**BRIEF**
Every entry must be duplicated precisely as written.

## START

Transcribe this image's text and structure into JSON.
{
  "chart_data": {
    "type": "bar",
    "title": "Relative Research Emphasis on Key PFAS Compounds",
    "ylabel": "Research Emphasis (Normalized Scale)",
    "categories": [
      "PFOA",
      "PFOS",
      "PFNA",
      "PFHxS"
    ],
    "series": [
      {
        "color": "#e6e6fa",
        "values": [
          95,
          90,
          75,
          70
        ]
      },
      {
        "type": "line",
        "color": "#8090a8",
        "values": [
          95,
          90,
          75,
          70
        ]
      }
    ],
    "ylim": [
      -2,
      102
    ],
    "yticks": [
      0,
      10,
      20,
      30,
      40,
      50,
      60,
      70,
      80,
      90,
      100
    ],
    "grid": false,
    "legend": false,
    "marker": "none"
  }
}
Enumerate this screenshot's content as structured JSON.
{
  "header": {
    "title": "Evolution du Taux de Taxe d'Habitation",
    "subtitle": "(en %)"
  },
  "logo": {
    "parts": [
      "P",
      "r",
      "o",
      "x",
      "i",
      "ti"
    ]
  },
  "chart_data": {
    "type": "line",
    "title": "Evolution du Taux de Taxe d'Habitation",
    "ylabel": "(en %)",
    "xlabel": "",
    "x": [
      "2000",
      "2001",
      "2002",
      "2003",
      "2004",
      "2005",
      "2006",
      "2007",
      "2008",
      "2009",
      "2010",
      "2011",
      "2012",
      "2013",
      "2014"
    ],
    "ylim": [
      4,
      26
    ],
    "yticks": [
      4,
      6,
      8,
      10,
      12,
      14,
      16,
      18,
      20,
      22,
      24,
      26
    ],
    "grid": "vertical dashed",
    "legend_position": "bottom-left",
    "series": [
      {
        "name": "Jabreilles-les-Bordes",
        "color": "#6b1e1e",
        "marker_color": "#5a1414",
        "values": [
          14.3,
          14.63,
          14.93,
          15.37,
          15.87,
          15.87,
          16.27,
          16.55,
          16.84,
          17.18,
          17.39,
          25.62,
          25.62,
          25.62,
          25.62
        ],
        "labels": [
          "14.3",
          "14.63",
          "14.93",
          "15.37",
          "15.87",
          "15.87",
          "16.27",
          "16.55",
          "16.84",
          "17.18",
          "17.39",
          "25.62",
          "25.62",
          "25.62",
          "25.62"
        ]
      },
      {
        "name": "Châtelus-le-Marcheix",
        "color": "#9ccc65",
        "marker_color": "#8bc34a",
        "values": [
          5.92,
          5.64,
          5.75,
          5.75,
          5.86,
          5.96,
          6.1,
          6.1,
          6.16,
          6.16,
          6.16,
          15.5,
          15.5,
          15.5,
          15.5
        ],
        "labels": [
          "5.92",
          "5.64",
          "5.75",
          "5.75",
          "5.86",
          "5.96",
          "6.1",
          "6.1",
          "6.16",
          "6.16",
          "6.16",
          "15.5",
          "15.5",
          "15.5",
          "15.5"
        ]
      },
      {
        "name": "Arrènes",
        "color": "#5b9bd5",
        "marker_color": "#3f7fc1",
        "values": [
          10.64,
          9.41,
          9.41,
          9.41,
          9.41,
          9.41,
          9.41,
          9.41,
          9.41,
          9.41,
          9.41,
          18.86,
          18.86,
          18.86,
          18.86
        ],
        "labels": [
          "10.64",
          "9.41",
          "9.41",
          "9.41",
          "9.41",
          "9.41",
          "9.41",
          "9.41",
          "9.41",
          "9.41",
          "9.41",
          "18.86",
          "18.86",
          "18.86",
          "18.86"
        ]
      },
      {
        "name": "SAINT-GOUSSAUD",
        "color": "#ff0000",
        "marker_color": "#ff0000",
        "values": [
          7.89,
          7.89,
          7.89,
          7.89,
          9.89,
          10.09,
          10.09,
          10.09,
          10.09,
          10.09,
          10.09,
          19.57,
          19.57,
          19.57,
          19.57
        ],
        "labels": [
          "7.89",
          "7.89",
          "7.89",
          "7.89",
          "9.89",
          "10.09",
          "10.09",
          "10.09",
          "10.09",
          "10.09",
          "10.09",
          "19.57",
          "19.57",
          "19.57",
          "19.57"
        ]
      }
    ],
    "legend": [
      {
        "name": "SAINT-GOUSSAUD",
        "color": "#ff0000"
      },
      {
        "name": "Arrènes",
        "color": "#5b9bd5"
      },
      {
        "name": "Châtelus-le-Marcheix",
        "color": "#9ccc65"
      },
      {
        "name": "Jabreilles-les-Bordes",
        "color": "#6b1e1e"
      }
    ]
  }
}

## END

**RESPONSE FOR THIS EXERCISE**
Transcribe this image's text and structure into JSON.
{
  "chart_data": {
    "type": "bar",
    "title": "Relative Research Emphasis on Key PFAS Compounds",
    "ylabel": "Research Emphasis (Normalized Scale)",
    "categories": [
      "PFOA",
      "PFOS",
      "PFNA",
      "PFHxS"
    ],
    "series": [
      {
        "color": "#e6e6fa",
        "values": [
          95,
          90,
          75,
          70
        ]
      },
      {
        "type": "line",
        "color": "#8090a8",
        "values": [
          95,
          90,
          75,
          70
        ]
      }
    ],
    "ylim": [
      -2,
      102
    ],
    "yticks": [
      0,
      10,
      20,
      30,
      40,
      50,
      60,
      70,
      80,
      90,
      100
    ],
    "grid": false,
    "legend": false,
    "marker": "none"
  }
}
Enumerate this screenshot's content as structured JSON.
{
  "header": {
    "title": "Evolution du Taux de Taxe d'Habitation",
    "subtitle": "(en %)"
  },
  "logo": {
    "parts": [
      "P",
      "r",
      "o",
      "x",
      "i",
      "ti"
    ]
  },
  "chart_data": {
    "type": "line",
    "title": "Evolution du Taux de Taxe d'Habitation",
    "ylabel": "(en %)",
    "xlabel": "",
    "x": [
      "2000",
      "2001",
      "2002",
      "2003",
      "2004",
      "2005",
      "2006",
      "2007",
      "2008",
      "2009",
      "2010",
      "2011",
      "2012",
      "2013",
      "2014"
    ],
    "ylim": [
      4,
      26
    ],
    "yticks": [
      4,
      6,
      8,
      10,
      12,
      14,
      16,
      18,
      20,
      22,
      24,
      26
    ],
    "grid": "vertical dashed",
    "legend_position": "bottom-left",
    "series": [
      {
        "name": "Jabreilles-les-Bordes",
        "color": "#6b1e1e",
        "marker_color": "#5a1414",
        "values": [
          14.3,
          14.63,
          14.93,
          15.37,
          15.87,
          15.87,
          16.27,
          16.55,
          16.84,
          17.18,
          17.39,
          25.62,
          25.62,
          25.62,
          25.62
        ],
        "labels": [
          "14.3",
          "14.63",
          "14.93",
          "15.37",
          "15.87",
          "15.87",
          "16.27",
          "16.55",
          "16.84",
          "17.18",
          "17.39",
          "25.62",
          "25.62",
          "25.62",
          "25.62"
        ]
      },
      {
        "name": "Châtelus-le-Marcheix",
        "color": "#9ccc65",
        "marker_color": "#8bc34a",
        "values": [
          5.92,
          5.64,
          5.75,
          5.75,
          5.86,
          5.96,
          6.1,
          6.1,
          6.16,
          6.16,
          6.16,
          15.5,
          15.5,
          15.5,
          15.5
        ],
        "labels": [
          "5.92",
          "5.64",
          "5.75",
          "5.75",
          "5.86",
          "5.96",
          "6.1",
          "6.1",
          "6.16",
          "6.16",
          "6.16",
          "15.5",
          "15.5",
          "15.5",
          "15.5"
        ]
      },
      {
        "name": "Arrènes",
        "color": "#5b9bd5",
        "marker_color": "#3f7fc1",
        "values": [
          10.64,
          9.41,
          9.41,
          9.41,
          9.41,
          9.41,
          9.41,
          9.41,
          9.41,
          9.41,
          9.41,
          18.86,
          18.86,
          18.86,
          18.86
        ],
        "labels": [
          "10.64",
          "9.41",
          "9.41",
          "9.41",
          "9.41",
          "9.41",
          "9.41",
          "9.41",
          "9.41",
          "9.41",
          "9.41",
          "18.86",
          "18.86",
          "18.86",
          "18.86"
        ]
      },
      {
        "name": "SAINT-GOUSSAUD",
        "color": "#ff0000",
        "marker_color": "#ff0000",
        "values": [
          7.89,
          7.89,
          7.89,
          7.89,
          9.89,
          10.09,
          10.09,
          10.09,
          10.09,
          10.09,
          10.09,
          19.57,
          19.57,
          19.57,
          19.57
        ],
        "labels": [
          "7.89",
          "7.89",
          "7.89",
          "7.89",
          "9.89",
          "10.09",
          "10.09",
          "10.09",
          "10.09",
          "10.09",
          "10.09",
          "19.57",
          "19.57",
          "19.57",
          "19.57"
        ]
      }
    ],
    "legend": [
      {
        "name": "SAINT-GOUSSAUD",
        "color": "#ff0000"
      },
      {
        "name": "Arrènes",
        "color": "#5b9bd5"
      },
      {
        "name": "Châtelus-le-Marcheix",
        "color": "#9ccc65"
      },
      {
        "name": "Jabreilles-les-Bordes",
        "color": "#6b1e1e"
      }
    ]
  }
}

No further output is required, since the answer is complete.